Work to complete:
Pick out and copy every line below that has the word "title".

**** Record list ****

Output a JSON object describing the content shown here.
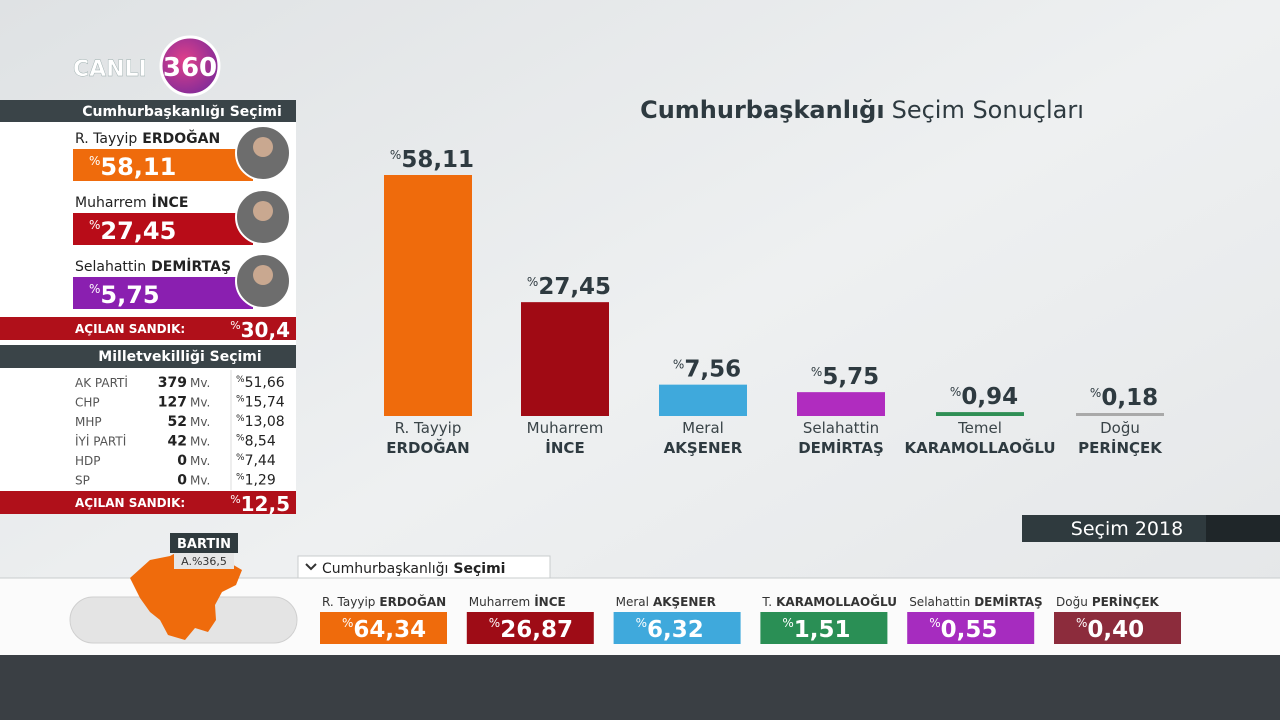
{
  "logo": {
    "text": "CANLI",
    "badge": "360"
  },
  "chart_data": {
    "type": "bar",
    "title": {
      "bold": "Cumhurbaşkanlığı",
      "regular": "Seçim Sonuçları"
    },
    "categories": [
      {
        "first": "R. Tayyip",
        "last": "ERDOĞAN"
      },
      {
        "first": "Muharrem",
        "last": "İNCE"
      },
      {
        "first": "Meral",
        "last": "AKŞENER"
      },
      {
        "first": "Selahattin",
        "last": "DEMİRTAŞ"
      },
      {
        "first": "Temel",
        "last": "KARAMOLLAOĞLU"
      },
      {
        "first": "Doğu",
        "last": "PERİNÇEK"
      }
    ],
    "values": [
      58.11,
      27.45,
      7.56,
      5.75,
      0.94,
      0.18
    ],
    "value_labels": [
      "58,11",
      "27,45",
      "7,56",
      "5,75",
      "0,94",
      "0,18"
    ],
    "value_prefix": "%",
    "colors": [
      "#ef6b0c",
      "#a00a14",
      "#3fa9dc",
      "#b02cbf",
      "#2f8f55",
      "#a9a9a9"
    ]
  },
  "presidential_panel": {
    "title": "Cumhurbaşkanlığı Seçimi",
    "prefix": "%",
    "candidates": [
      {
        "first": "R. Tayyip",
        "last": "ERDOĞAN",
        "value": "58,11",
        "color": "#ef6b0c"
      },
      {
        "first": "Muharrem",
        "last": "İNCE",
        "value": "27,45",
        "color": "#b80c18"
      },
      {
        "first": "Selahattin",
        "last": "DEMİRTAŞ",
        "value": "5,75",
        "color": "#8a1fb0"
      }
    ],
    "opened_label": "AÇILAN SANDIK:",
    "opened_value": "30,4"
  },
  "parliament_panel": {
    "title": "Milletvekilliği Seçimi",
    "unit": "Mv.",
    "prefix": "%",
    "rows": [
      {
        "party": "AK PARTİ",
        "seats": 379,
        "share": "51,66"
      },
      {
        "party": "CHP",
        "seats": 127,
        "share": "15,74"
      },
      {
        "party": "MHP",
        "seats": 52,
        "share": "13,08"
      },
      {
        "party": "İYİ PARTİ",
        "seats": 42,
        "share": "8,54"
      },
      {
        "party": "HDP",
        "seats": 0,
        "share": "7,44"
      },
      {
        "party": "SP",
        "seats": 0,
        "share": "1,29"
      }
    ],
    "opened_label": "AÇILAN SANDIK:",
    "opened_value": "12,5"
  },
  "map": {
    "region": "BARTIN",
    "opened": "A.%36,5"
  },
  "election_label": "Seçim 2018",
  "ticker": {
    "tab": {
      "regular": "Cumhurbaşkanlığı",
      "bold": "Seçimi"
    },
    "prefix": "%",
    "candidates": [
      {
        "first": "R. Tayyip",
        "last": "ERDOĞAN",
        "value": "64,34",
        "color": "#ef6b0c"
      },
      {
        "first": "Muharrem",
        "last": "İNCE",
        "value": "26,87",
        "color": "#9e0c16"
      },
      {
        "first": "Meral",
        "last": "AKŞENER",
        "value": "6,32",
        "color": "#3fa9dc"
      },
      {
        "first": "T.",
        "last": "KARAMOLLAOĞLU",
        "value": "1,51",
        "color": "#2a8f55"
      },
      {
        "first": "Selahattin",
        "last": "DEMİRTAŞ",
        "value": "0,55",
        "color": "#a62cbf"
      },
      {
        "first": "Doğu",
        "last": "PERİNÇEK",
        "value": "0,40",
        "color": "#8c2c3c"
      }
    ]
  }
}
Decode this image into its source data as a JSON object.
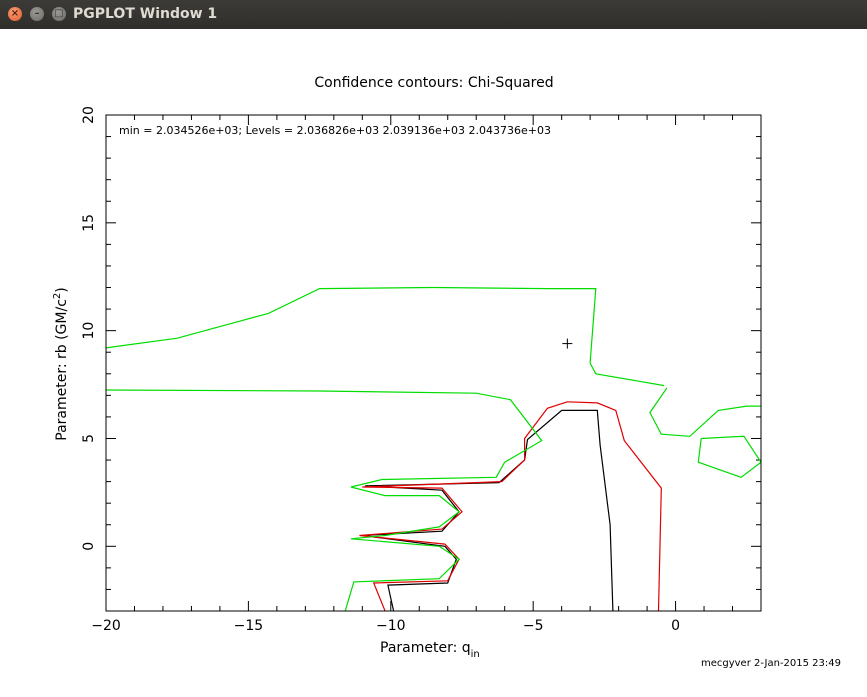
{
  "window": {
    "title": "PGPLOT Window 1",
    "close_icon": "×",
    "minimize_icon": "–",
    "maximize_icon": "□"
  },
  "chart_data": {
    "type": "contour",
    "title": "Confidence contours: Chi-Squared",
    "info_text": "min = 2.034526e+03; Levels =  2.036826e+03 2.039136e+03 2.043736e+03",
    "xlabel_main": "Parameter: q",
    "xlabel_sub": "in",
    "ylabel_main": "Parameter: rb (GM/c",
    "ylabel_sup": "2",
    "ylabel_end": ")",
    "footer": "mecgyver  2-Jan-2015 23:49",
    "xlim": [
      -20,
      3
    ],
    "ylim": [
      -3,
      20
    ],
    "x_ticks": [
      -20,
      -15,
      -10,
      -5,
      0
    ],
    "y_ticks": [
      0,
      5,
      10,
      15,
      20
    ],
    "x_tick_labels": [
      "−20",
      "−15",
      "−10",
      "−5",
      "0"
    ],
    "y_tick_labels": [
      "0",
      "5",
      "10",
      "15",
      "20"
    ],
    "x_minor_step": 1,
    "y_minor_step": 1,
    "min_marker": {
      "x": -3.8,
      "y": 9.4
    },
    "levels": [
      {
        "name": "2.036826e+03",
        "color": "#000000",
        "paths": [
          [
            [
              -9.9,
              -3.0
            ],
            [
              -10.1,
              -1.8
            ],
            [
              -8.0,
              -1.7
            ],
            [
              -7.7,
              -0.6
            ],
            [
              -8.1,
              0.0
            ],
            [
              -11.0,
              0.5
            ],
            [
              -8.2,
              0.7
            ],
            [
              -7.6,
              1.6
            ],
            [
              -8.2,
              2.6
            ],
            [
              -10.9,
              2.8
            ],
            [
              -6.2,
              2.95
            ],
            [
              -5.3,
              4.0
            ],
            [
              -5.2,
              4.95
            ],
            [
              -4.0,
              6.3
            ],
            [
              -2.75,
              6.3
            ],
            [
              -2.65,
              4.7
            ],
            [
              -2.3,
              1.0
            ],
            [
              -2.2,
              -3.0
            ]
          ]
        ]
      },
      {
        "name": "2.039136e+03",
        "color": "#e00000",
        "paths": [
          [
            [
              -10.2,
              -3.0
            ],
            [
              -10.6,
              -1.7
            ],
            [
              -8.0,
              -1.6
            ],
            [
              -7.6,
              -0.6
            ],
            [
              -8.1,
              0.1
            ],
            [
              -11.1,
              0.5
            ],
            [
              -8.2,
              0.8
            ],
            [
              -7.5,
              1.6
            ],
            [
              -8.2,
              2.7
            ],
            [
              -11.0,
              2.75
            ],
            [
              -6.1,
              3.0
            ],
            [
              -5.3,
              4.0
            ],
            [
              -5.3,
              5.0
            ],
            [
              -4.5,
              6.4
            ],
            [
              -3.8,
              6.7
            ],
            [
              -2.75,
              6.65
            ],
            [
              -2.1,
              6.3
            ],
            [
              -1.8,
              4.9
            ],
            [
              -0.5,
              2.7
            ],
            [
              -0.6,
              -3.0
            ]
          ]
        ]
      },
      {
        "name": "2.043736e+03",
        "color": "#00dd00",
        "paths": [
          [
            [
              -20,
              9.2
            ],
            [
              -17.5,
              9.65
            ],
            [
              -14.3,
              10.8
            ],
            [
              -12.5,
              11.95
            ],
            [
              -8.5,
              12.0
            ],
            [
              -4.5,
              11.95
            ],
            [
              -2.8,
              11.95
            ],
            [
              -3.0,
              8.5
            ],
            [
              -2.8,
              8.0
            ],
            [
              -0.4,
              7.45
            ]
          ],
          [
            [
              -20,
              7.25
            ],
            [
              -12.5,
              7.2
            ],
            [
              -7.0,
              7.1
            ],
            [
              -5.8,
              6.8
            ],
            [
              -4.7,
              4.9
            ],
            [
              -6.0,
              3.9
            ],
            [
              -6.3,
              3.2
            ],
            [
              -10.3,
              3.1
            ],
            [
              -11.4,
              2.75
            ],
            [
              -10.2,
              2.35
            ],
            [
              -8.3,
              2.35
            ],
            [
              -7.6,
              1.6
            ],
            [
              -8.3,
              0.9
            ],
            [
              -10.2,
              0.5
            ],
            [
              -11.4,
              0.35
            ],
            [
              -8.3,
              0.0
            ],
            [
              -7.6,
              -0.6
            ],
            [
              -8.3,
              -1.5
            ],
            [
              -11.3,
              -1.65
            ],
            [
              -11.6,
              -3.0
            ]
          ],
          [
            [
              -0.3,
              7.35
            ],
            [
              -0.9,
              6.2
            ],
            [
              -0.5,
              5.2
            ],
            [
              0.5,
              5.1
            ],
            [
              1.5,
              6.3
            ],
            [
              2.5,
              6.5
            ],
            [
              3.0,
              6.5
            ]
          ],
          [
            [
              0.9,
              5.0
            ],
            [
              2.4,
              5.1
            ],
            [
              3.0,
              3.9
            ],
            [
              2.3,
              3.2
            ],
            [
              0.8,
              3.9
            ],
            [
              0.9,
              5.0
            ]
          ]
        ]
      }
    ]
  }
}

****

Solution:
    "title": {
    "title": "Cumhurbaşkanlığı Seçimi",
    "title": "Milletvekilliği Seçimi",
    "title": "PGPLOT Window 1",
    "title": "Confidence contours: Chi-Squared",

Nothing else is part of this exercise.